WHAT YOU ARE ASKED TO DO | An exact, complete copy of the data is all that is needed.

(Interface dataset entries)
_ _ _ _ _ _ _
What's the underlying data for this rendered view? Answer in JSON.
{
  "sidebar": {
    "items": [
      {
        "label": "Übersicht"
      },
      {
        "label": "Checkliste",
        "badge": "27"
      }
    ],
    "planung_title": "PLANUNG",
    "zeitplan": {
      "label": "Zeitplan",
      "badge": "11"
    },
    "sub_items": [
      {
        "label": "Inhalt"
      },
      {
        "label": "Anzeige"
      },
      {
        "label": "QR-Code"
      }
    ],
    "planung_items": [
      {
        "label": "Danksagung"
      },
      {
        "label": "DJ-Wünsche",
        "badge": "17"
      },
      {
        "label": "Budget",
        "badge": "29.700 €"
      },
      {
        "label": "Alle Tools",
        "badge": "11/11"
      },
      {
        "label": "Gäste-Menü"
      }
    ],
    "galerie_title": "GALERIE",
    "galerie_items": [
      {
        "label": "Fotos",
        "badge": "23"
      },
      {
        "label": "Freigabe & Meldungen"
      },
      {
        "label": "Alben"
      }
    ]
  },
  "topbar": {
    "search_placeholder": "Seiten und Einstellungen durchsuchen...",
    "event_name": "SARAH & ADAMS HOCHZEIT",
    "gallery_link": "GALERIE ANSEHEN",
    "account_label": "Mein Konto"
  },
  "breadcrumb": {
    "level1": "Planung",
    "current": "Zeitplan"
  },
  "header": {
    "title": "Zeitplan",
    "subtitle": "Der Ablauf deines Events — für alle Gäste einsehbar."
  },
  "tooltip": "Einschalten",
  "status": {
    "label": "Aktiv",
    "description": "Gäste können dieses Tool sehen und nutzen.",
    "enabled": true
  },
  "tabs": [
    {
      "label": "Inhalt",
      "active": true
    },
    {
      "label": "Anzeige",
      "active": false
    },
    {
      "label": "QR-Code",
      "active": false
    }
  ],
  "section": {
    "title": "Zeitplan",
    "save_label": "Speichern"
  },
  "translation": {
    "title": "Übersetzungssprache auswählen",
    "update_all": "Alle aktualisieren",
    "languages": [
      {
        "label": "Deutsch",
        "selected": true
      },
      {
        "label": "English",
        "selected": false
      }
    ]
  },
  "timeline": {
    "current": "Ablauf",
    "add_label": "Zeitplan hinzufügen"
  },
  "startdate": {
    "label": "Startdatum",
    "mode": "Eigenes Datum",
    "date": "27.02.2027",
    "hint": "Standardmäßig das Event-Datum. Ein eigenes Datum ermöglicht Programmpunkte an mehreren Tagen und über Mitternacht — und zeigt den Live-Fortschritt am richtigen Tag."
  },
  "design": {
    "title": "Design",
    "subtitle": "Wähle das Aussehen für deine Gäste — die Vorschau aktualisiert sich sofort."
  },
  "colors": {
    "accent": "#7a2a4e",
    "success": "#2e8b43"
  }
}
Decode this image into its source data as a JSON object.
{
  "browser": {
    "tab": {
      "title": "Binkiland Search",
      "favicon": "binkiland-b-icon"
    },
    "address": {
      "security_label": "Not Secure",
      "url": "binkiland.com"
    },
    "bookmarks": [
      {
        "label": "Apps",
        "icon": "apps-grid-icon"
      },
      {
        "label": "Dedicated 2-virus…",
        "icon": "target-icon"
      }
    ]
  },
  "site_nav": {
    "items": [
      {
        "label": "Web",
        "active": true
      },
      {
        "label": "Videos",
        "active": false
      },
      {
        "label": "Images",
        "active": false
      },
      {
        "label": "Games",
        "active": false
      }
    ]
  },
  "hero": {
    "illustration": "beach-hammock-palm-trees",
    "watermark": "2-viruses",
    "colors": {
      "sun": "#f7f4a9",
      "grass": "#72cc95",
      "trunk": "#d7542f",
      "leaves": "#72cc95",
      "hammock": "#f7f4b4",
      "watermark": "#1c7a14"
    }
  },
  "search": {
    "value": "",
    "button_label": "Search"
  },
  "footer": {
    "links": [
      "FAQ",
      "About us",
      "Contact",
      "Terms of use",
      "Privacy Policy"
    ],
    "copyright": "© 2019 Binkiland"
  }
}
_ _ _ _ _ _ _
RESPONSE TO THIS TASK |
What's the underlying data for this rendered view? Answer in JSON.
{
  "sidebar": {
    "items": [
      {
        "label": "Übersicht"
      },
      {
        "label": "Checkliste",
        "badge": "27"
      }
    ],
    "planung_title": "PLANUNG",
    "zeitplan": {
      "label": "Zeitplan",
      "badge": "11"
    },
    "sub_items": [
      {
        "label": "Inhalt"
      },
      {
        "label": "Anzeige"
      },
      {
        "label": "QR-Code"
      }
    ],
    "planung_items": [
      {
        "label": "Danksagung"
      },
      {
        "label": "DJ-Wünsche",
        "badge": "17"
      },
      {
        "label": "Budget",
        "badge": "29.700 €"
      },
      {
        "label": "Alle Tools",
        "badge": "11/11"
      },
      {
        "label": "Gäste-Menü"
      }
    ],
    "galerie_title": "GALERIE",
    "galerie_items": [
      {
        "label": "Fotos",
        "badge": "23"
      },
      {
        "label": "Freigabe & Meldungen"
      },
      {
        "label": "Alben"
      }
    ]
  },
  "topbar": {
    "search_placeholder": "Seiten und Einstellungen durchsuchen...",
    "event_name": "SARAH & ADAMS HOCHZEIT",
    "gallery_link": "GALERIE ANSEHEN",
    "account_label": "Mein Konto"
  },
  "breadcrumb": {
    "level1": "Planung",
    "current": "Zeitplan"
  },
  "header": {
    "title": "Zeitplan",
    "subtitle": "Der Ablauf deines Events — für alle Gäste einsehbar."
  },
  "tooltip": "Einschalten",
  "status": {
    "label": "Aktiv",
    "description": "Gäste können dieses Tool sehen und nutzen.",
    "enabled": true
  },
  "tabs": [
    {
      "label": "Inhalt",
      "active": true
    },
    {
      "label": "Anzeige",
      "active": false
    },
    {
      "label": "QR-Code",
      "active": false
    }
  ],
  "section": {
    "title": "Zeitplan",
    "save_label": "Speichern"
  },
  "translation": {
    "title": "Übersetzungssprache auswählen",
    "update_all": "Alle aktualisieren",
    "languages": [
      {
        "label": "Deutsch",
        "selected": true
      },
      {
        "label": "English",
        "selected": false
      }
    ]
  },
  "timeline": {
    "current": "Ablauf",
    "add_label": "Zeitplan hinzufügen"
  },
  "startdate": {
    "label": "Startdatum",
    "mode": "Eigenes Datum",
    "date": "27.02.2027",
    "hint": "Standardmäßig das Event-Datum. Ein eigenes Datum ermöglicht Programmpunkte an mehreren Tagen und über Mitternacht — und zeigt den Live-Fortschritt am richtigen Tag."
  },
  "design": {
    "title": "Design",
    "subtitle": "Wähle das Aussehen für deine Gäste — die Vorschau aktualisiert sich sofort."
  },
  "colors": {
    "accent": "#7a2a4e",
    "success": "#2e8b43"
  }
}
Decode this image into its source data as a JSON object.
{
  "browser": {
    "tab": {
      "title": "Binkiland Search",
      "favicon": "binkiland-b-icon"
    },
    "address": {
      "security_label": "Not Secure",
      "url": "binkiland.com"
    },
    "bookmarks": [
      {
        "label": "Apps",
        "icon": "apps-grid-icon"
      },
      {
        "label": "Dedicated 2-virus…",
        "icon": "target-icon"
      }
    ]
  },
  "site_nav": {
    "items": [
      {
        "label": "Web",
        "active": true
      },
      {
        "label": "Videos",
        "active": false
      },
      {
        "label": "Images",
        "active": false
      },
      {
        "label": "Games",
        "active": false
      }
    ]
  },
  "hero": {
    "illustration": "beach-hammock-palm-trees",
    "watermark": "2-viruses",
    "colors": {
      "sun": "#f7f4a9",
      "grass": "#72cc95",
      "trunk": "#d7542f",
      "leaves": "#72cc95",
      "hammock": "#f7f4b4",
      "watermark": "#1c7a14"
    }
  },
  "search": {
    "value": "",
    "button_label": "Search"
  },
  "footer": {
    "links": [
      "FAQ",
      "About us",
      "Contact",
      "Terms of use",
      "Privacy Policy"
    ],
    "copyright": "© 2019 Binkiland"
  }
}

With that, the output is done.